*The input*
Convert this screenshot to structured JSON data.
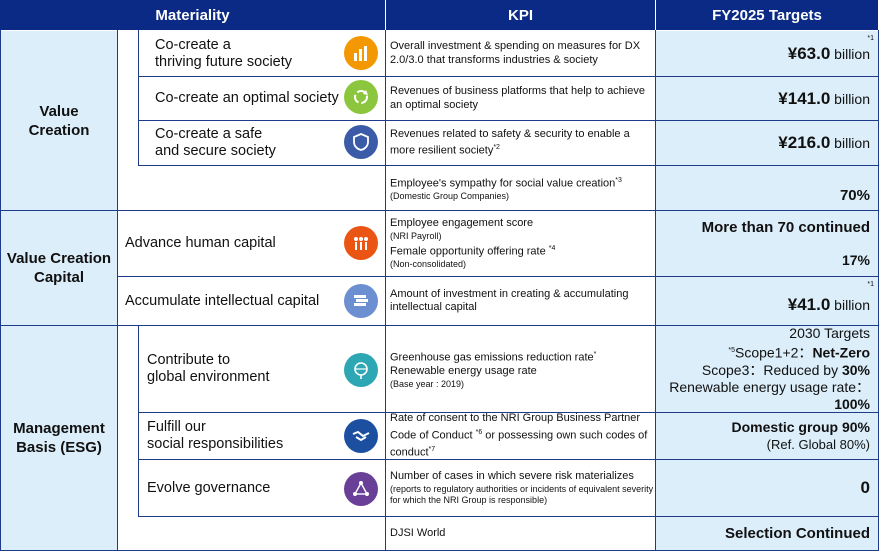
{
  "header": {
    "materiality": "Materiality",
    "kpi": "KPI",
    "targets": "FY2025 Targets"
  },
  "groups": {
    "value_creation": "Value\nCreation",
    "capital": "Value Creation\nCapital",
    "esg": "Management\nBasis (ESG)"
  },
  "rows": {
    "r1": {
      "materiality": "Co-create a\nthriving future society",
      "kpi": "Overall investment & spending on measures for DX 2.0/3.0 that transforms industries & society",
      "value": "¥63.0",
      "unit": " billion",
      "note": "*1"
    },
    "r2": {
      "materiality": "Co-create an optimal society",
      "kpi": "Revenues of business platforms that help to achieve an optimal society",
      "value": "¥141.0",
      "unit": " billion"
    },
    "r3": {
      "materiality": "Co-create a safe\nand secure society",
      "kpi": "Revenues related to safety & security to enable a more resilient society",
      "kpi_note": "*2",
      "value": "¥216.0",
      "unit": " billion"
    },
    "r4": {
      "kpi": "Employee's sympathy for social value creation",
      "kpi_note": "*3",
      "kpi_sub": "(Domestic Group Companies)",
      "value": "70%"
    },
    "r5": {
      "materiality": "Advance human capital",
      "kpi1": "Employee engagement score",
      "kpi1_sub": "(NRI Payroll)",
      "kpi2": "Female opportunity offering rate ",
      "kpi2_note": "*4",
      "kpi2_sub": "(Non-consolidated)",
      "value1": "More than 70 continued",
      "value2": "17%"
    },
    "r6": {
      "materiality": "Accumulate intellectual capital",
      "kpi": "Amount of investment in creating & accumulating intellectual capital",
      "value": "¥41.0",
      "unit": " billion",
      "note": "*1"
    },
    "r7": {
      "materiality": "Contribute to\nglobal environment",
      "kpi": "Greenhouse gas emissions reduction rate",
      "kpi_note": "*",
      "kpi2": "Renewable energy usage rate",
      "kpi_sub": "(Base year : 2019)",
      "t_head": "2030 Targets",
      "t_note": "*5",
      "t_l1a": "Scope1+2：",
      "t_l1b": "Net-Zero",
      "t_l2a": "Scope3：Reduced by ",
      "t_l2b": "30%",
      "t_l3": "Renewable energy usage rate：",
      "t_l4": "100%"
    },
    "r8": {
      "materiality": "Fulfill our\nsocial responsibilities",
      "kpi": "Rate of consent to the NRI Group Business Partner Code of Conduct ",
      "kpi_note": "*6",
      "kpi_rest": " or possessing own such codes of conduct",
      "kpi_note2": "*7",
      "value": "Domestic group 90%",
      "value_sub": "(Ref. Global 80%)"
    },
    "r9": {
      "materiality": "Evolve governance",
      "kpi": "Number of cases in which severe risk materializes ",
      "kpi_sub": "(reports to regulatory authorities or incidents of equivalent severity for which the NRI Group is responsible)",
      "value": "0"
    },
    "r10": {
      "kpi": "DJSI World",
      "value": "Selection Continued"
    }
  },
  "icon_colors": {
    "r1": "#f39800",
    "r2": "#8cc63f",
    "r3": "#3b5ba9",
    "r5": "#ea5514",
    "r6": "#6b8fd0",
    "r7": "#2ea7b5",
    "r8": "#1d4fa0",
    "r9": "#6a3f98"
  }
}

*What the exercise asks*
Transcribe every line from the records above without alteration, and leave out the images.

*Solution to the exercise*
Convert this screenshot to structured JSON data.
{
  "header": {
    "materiality": "Materiality",
    "kpi": "KPI",
    "targets": "FY2025 Targets"
  },
  "groups": {
    "value_creation": "Value\nCreation",
    "capital": "Value Creation\nCapital",
    "esg": "Management\nBasis (ESG)"
  },
  "rows": {
    "r1": {
      "materiality": "Co-create a\nthriving future society",
      "kpi": "Overall investment & spending on measures for DX 2.0/3.0 that transforms industries & society",
      "value": "¥63.0",
      "unit": " billion",
      "note": "*1"
    },
    "r2": {
      "materiality": "Co-create an optimal society",
      "kpi": "Revenues of business platforms that help to achieve an optimal society",
      "value": "¥141.0",
      "unit": " billion"
    },
    "r3": {
      "materiality": "Co-create a safe\nand secure society",
      "kpi": "Revenues related to safety & security to enable a more resilient society",
      "kpi_note": "*2",
      "value": "¥216.0",
      "unit": " billion"
    },
    "r4": {
      "kpi": "Employee's sympathy for social value creation",
      "kpi_note": "*3",
      "kpi_sub": "(Domestic Group Companies)",
      "value": "70%"
    },
    "r5": {
      "materiality": "Advance human capital",
      "kpi1": "Employee engagement score",
      "kpi1_sub": "(NRI Payroll)",
      "kpi2": "Female opportunity offering rate ",
      "kpi2_note": "*4",
      "kpi2_sub": "(Non-consolidated)",
      "value1": "More than 70 continued",
      "value2": "17%"
    },
    "r6": {
      "materiality": "Accumulate intellectual capital",
      "kpi": "Amount of investment in creating & accumulating intellectual capital",
      "value": "¥41.0",
      "unit": " billion",
      "note": "*1"
    },
    "r7": {
      "materiality": "Contribute to\nglobal environment",
      "kpi": "Greenhouse gas emissions reduction rate",
      "kpi_note": "*",
      "kpi2": "Renewable energy usage rate",
      "kpi_sub": "(Base year : 2019)",
      "t_head": "2030 Targets",
      "t_note": "*5",
      "t_l1a": "Scope1+2：",
      "t_l1b": "Net-Zero",
      "t_l2a": "Scope3：Reduced by ",
      "t_l2b": "30%",
      "t_l3": "Renewable energy usage rate：",
      "t_l4": "100%"
    },
    "r8": {
      "materiality": "Fulfill our\nsocial responsibilities",
      "kpi": "Rate of consent to the NRI Group Business Partner Code of Conduct ",
      "kpi_note": "*6",
      "kpi_rest": " or possessing own such codes of conduct",
      "kpi_note2": "*7",
      "value": "Domestic group 90%",
      "value_sub": "(Ref. Global 80%)"
    },
    "r9": {
      "materiality": "Evolve governance",
      "kpi": "Number of cases in which severe risk materializes ",
      "kpi_sub": "(reports to regulatory authorities or incidents of equivalent severity for which the NRI Group is responsible)",
      "value": "0"
    },
    "r10": {
      "kpi": "DJSI World",
      "value": "Selection Continued"
    }
  },
  "icon_colors": {
    "r1": "#f39800",
    "r2": "#8cc63f",
    "r3": "#3b5ba9",
    "r5": "#ea5514",
    "r6": "#6b8fd0",
    "r7": "#2ea7b5",
    "r8": "#1d4fa0",
    "r9": "#6a3f98"
  }
}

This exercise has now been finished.